— begin Entries provided —
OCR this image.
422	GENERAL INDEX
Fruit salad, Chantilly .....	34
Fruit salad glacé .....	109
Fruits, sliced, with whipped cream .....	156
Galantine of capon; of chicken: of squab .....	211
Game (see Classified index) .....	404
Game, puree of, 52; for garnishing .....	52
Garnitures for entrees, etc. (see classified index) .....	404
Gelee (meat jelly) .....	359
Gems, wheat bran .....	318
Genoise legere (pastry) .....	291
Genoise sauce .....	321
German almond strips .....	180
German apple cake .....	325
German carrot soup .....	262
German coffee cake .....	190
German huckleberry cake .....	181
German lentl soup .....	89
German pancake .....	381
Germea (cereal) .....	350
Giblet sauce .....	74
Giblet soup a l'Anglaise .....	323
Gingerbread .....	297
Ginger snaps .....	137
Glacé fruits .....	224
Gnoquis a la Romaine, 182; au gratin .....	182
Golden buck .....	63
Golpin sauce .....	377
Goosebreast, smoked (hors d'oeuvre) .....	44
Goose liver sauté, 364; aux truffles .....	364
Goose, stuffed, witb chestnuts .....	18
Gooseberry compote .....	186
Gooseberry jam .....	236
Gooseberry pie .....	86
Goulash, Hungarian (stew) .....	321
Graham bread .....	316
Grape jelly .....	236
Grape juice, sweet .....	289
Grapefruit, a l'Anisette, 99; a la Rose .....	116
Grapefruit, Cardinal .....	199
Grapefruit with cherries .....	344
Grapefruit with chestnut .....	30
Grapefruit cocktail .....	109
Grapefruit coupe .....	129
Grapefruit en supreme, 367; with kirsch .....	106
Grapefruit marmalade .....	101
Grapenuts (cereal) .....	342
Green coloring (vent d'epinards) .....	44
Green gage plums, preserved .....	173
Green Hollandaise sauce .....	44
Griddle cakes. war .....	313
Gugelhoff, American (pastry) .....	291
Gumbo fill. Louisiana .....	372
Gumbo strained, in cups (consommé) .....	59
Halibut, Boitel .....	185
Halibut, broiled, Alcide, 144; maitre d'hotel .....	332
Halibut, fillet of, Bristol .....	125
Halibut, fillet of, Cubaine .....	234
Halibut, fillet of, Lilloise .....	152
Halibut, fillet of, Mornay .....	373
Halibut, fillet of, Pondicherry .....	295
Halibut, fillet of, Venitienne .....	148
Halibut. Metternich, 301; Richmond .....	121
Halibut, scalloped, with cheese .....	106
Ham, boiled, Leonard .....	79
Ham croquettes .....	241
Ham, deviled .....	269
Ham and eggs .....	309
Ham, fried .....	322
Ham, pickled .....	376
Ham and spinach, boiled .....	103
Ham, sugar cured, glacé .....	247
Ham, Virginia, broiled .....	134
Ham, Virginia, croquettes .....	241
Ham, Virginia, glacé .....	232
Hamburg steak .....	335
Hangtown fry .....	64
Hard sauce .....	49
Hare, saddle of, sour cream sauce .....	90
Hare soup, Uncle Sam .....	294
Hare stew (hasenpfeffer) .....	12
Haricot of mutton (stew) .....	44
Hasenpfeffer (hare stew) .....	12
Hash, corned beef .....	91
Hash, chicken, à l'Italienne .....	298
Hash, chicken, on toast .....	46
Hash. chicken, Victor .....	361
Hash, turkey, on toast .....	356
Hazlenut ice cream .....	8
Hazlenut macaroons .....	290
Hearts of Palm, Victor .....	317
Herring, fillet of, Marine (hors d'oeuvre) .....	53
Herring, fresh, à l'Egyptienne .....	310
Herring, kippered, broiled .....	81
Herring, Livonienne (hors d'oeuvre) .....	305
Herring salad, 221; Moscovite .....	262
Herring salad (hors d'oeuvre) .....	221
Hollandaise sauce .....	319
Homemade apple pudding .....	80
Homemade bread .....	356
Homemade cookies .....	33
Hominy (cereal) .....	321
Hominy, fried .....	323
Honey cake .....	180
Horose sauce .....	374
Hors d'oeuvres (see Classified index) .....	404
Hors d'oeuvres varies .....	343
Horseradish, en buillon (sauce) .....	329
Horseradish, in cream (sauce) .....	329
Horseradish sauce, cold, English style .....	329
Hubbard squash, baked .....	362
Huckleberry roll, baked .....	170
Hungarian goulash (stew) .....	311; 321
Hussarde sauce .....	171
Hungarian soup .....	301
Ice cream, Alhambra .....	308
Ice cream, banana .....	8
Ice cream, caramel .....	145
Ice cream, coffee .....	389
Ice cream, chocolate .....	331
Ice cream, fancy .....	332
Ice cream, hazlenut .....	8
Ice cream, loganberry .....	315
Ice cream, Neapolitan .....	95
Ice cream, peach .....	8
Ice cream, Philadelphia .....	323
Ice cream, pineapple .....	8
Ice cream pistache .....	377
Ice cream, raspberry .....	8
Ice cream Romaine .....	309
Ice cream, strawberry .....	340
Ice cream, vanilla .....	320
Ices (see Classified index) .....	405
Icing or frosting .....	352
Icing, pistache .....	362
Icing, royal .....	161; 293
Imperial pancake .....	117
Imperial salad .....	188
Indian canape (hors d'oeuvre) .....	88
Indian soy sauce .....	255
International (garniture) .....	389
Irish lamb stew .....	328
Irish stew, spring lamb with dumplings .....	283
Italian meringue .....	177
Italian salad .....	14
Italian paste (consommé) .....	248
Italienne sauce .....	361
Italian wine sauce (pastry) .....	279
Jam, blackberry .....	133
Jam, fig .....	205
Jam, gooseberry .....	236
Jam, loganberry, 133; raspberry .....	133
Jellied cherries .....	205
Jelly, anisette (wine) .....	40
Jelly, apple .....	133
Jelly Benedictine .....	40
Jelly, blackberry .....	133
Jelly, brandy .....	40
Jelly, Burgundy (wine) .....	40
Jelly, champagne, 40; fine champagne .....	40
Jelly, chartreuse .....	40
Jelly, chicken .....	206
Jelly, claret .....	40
— end Entries provided —
Filter the records for lines holding the string "Horseradish". Copy each one.

Horseradish, en buillon (sauce) .....	329
Horseradish, in cream (sauce) .....	329
Horseradish sauce, cold, English style .....	329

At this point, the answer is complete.